### What you should do
Within the records that follow, find every line containing the string "среднего". Copy those lines.

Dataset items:
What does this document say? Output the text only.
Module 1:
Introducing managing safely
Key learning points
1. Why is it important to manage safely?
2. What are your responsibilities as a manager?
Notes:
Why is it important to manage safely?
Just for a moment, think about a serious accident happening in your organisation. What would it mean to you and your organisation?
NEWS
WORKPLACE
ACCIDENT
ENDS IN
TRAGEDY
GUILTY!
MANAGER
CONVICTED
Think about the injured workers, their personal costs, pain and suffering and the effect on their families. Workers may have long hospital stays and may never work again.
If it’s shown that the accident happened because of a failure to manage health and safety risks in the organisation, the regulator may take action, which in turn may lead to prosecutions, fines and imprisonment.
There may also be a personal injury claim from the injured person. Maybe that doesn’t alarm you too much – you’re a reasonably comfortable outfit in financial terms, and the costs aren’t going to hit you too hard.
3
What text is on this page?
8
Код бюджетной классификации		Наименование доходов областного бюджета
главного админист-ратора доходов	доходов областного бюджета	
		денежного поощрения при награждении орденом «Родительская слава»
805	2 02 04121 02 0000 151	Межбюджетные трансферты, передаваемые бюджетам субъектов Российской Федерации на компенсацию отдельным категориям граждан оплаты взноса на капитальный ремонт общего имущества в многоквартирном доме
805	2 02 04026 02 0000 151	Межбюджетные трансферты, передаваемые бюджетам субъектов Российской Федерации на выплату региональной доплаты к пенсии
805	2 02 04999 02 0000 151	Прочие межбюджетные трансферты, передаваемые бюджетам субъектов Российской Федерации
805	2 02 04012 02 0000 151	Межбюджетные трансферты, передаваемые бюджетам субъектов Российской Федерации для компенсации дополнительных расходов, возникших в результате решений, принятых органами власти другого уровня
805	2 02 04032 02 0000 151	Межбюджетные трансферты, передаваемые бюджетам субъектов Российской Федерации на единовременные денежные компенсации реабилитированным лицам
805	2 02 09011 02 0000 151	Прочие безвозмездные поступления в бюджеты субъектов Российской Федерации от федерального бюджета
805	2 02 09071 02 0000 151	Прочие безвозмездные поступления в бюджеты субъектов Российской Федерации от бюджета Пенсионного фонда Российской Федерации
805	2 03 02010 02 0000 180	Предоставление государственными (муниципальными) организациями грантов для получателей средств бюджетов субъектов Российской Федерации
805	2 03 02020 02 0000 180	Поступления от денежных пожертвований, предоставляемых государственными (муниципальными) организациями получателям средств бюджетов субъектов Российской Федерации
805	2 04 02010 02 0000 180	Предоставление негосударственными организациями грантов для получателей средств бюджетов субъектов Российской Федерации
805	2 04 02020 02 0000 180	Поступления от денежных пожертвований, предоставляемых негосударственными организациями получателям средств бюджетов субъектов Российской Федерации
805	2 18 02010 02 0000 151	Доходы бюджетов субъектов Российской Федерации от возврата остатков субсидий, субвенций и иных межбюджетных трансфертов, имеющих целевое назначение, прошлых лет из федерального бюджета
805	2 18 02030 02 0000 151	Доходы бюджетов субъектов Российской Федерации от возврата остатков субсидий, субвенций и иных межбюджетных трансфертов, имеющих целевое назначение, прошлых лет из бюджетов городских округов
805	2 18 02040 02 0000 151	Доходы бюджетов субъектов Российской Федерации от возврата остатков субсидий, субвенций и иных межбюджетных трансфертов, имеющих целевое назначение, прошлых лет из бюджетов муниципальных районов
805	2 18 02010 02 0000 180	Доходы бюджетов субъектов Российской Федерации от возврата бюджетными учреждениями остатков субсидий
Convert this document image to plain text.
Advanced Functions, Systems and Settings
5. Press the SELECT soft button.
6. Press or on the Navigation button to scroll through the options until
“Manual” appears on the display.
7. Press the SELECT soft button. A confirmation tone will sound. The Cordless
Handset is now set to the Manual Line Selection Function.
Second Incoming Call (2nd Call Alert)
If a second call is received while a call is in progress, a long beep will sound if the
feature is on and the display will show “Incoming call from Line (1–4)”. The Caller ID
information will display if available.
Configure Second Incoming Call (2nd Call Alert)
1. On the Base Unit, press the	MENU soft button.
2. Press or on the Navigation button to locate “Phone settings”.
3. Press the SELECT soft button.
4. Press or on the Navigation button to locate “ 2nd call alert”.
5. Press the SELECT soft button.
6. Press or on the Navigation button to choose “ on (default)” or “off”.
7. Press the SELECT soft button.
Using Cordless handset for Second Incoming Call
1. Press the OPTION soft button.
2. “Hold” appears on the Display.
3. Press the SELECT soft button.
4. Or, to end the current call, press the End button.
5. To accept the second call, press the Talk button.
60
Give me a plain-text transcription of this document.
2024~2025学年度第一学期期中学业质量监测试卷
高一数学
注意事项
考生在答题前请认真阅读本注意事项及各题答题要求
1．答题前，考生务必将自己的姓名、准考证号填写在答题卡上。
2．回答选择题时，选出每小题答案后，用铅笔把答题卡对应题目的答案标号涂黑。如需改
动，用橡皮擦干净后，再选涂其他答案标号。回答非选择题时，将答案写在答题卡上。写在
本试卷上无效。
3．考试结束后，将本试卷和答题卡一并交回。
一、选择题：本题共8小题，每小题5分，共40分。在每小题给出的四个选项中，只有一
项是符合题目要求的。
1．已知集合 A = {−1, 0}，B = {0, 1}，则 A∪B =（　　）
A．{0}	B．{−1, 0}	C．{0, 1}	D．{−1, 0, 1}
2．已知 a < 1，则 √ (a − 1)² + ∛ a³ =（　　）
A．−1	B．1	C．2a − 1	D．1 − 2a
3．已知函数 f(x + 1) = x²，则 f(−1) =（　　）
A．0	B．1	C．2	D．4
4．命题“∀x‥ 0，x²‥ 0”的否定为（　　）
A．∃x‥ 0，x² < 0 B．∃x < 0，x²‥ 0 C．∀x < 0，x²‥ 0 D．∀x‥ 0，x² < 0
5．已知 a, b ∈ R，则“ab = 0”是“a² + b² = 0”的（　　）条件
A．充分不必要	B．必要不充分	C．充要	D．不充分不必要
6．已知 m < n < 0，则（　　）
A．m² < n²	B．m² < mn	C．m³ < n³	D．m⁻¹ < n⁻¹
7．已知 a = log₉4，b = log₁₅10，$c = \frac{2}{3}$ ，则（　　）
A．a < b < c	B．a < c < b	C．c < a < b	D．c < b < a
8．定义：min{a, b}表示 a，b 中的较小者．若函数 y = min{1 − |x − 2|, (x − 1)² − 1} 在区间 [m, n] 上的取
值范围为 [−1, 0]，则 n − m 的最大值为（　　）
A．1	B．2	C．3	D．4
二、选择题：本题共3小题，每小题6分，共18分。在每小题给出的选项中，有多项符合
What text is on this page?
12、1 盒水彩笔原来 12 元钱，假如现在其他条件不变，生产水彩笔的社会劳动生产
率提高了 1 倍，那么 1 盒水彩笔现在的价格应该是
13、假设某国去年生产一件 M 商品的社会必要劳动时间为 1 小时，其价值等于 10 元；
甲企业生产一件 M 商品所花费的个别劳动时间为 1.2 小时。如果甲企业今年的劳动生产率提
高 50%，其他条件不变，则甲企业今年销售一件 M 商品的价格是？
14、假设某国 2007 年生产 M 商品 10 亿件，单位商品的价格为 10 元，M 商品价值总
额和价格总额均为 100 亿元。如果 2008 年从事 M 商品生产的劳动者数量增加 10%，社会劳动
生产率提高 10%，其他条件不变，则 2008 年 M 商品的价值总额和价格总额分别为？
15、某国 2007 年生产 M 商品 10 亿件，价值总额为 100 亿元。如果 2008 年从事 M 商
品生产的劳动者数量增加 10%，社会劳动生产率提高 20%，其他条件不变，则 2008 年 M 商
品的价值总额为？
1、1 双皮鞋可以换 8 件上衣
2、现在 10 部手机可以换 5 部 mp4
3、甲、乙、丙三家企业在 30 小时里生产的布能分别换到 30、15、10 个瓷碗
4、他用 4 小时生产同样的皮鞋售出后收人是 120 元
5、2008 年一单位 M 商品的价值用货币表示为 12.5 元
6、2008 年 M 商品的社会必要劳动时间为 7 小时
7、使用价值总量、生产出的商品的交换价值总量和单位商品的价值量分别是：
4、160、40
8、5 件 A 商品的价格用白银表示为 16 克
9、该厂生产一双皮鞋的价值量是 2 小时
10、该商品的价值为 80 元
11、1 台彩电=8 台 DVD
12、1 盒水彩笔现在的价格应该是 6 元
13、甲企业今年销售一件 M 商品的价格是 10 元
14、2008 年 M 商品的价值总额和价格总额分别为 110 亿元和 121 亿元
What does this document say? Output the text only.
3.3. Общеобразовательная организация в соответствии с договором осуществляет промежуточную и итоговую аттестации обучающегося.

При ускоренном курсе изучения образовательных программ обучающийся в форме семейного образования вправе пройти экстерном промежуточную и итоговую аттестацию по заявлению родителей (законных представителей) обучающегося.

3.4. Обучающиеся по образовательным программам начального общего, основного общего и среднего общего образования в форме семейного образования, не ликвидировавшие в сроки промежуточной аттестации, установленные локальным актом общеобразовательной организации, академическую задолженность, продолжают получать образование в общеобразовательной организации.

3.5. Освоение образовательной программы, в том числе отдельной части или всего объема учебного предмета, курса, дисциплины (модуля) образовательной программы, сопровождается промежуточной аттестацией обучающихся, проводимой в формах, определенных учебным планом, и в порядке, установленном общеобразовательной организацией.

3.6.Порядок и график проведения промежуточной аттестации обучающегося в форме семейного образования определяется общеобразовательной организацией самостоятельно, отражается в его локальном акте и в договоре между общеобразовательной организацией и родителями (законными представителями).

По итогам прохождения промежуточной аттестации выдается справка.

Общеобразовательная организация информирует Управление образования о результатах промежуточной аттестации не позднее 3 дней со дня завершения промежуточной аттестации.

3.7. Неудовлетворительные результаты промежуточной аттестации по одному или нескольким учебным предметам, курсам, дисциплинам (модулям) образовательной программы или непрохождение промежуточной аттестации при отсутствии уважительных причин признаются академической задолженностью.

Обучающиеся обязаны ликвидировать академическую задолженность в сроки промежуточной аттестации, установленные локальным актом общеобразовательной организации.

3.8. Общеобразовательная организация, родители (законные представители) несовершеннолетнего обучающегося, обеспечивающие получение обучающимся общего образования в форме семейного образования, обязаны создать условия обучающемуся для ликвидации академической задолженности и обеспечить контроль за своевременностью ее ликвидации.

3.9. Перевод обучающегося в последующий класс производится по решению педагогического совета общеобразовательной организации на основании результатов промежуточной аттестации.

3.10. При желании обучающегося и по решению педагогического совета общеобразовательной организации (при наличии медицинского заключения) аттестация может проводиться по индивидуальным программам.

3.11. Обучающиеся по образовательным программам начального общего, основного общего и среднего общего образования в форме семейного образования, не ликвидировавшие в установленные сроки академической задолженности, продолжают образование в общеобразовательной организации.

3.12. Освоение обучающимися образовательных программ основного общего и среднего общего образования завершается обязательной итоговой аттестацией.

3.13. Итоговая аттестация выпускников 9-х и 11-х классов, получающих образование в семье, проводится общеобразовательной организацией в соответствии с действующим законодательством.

### The completed task
3.4. Обучающиеся по образовательным программам начального общего, основного общего и среднего общего образования в форме семейного образования, не ликвидировавшие в сроки промежуточной аттестации, установленные локальным актом общеобразовательной организации, академическую задолженность, продолжают получать образование в общеобразовательной организации.
3.11. Обучающиеся по образовательным программам начального общего, основного общего и среднего общего образования в форме семейного образования, не ликвидировавшие в установленные сроки академической задолженности, продолжают образование в общеобразовательной организации.
3.12. Освоение обучающимися образовательных программ основного общего и среднего общего образования завершается обязательной итоговой аттестацией.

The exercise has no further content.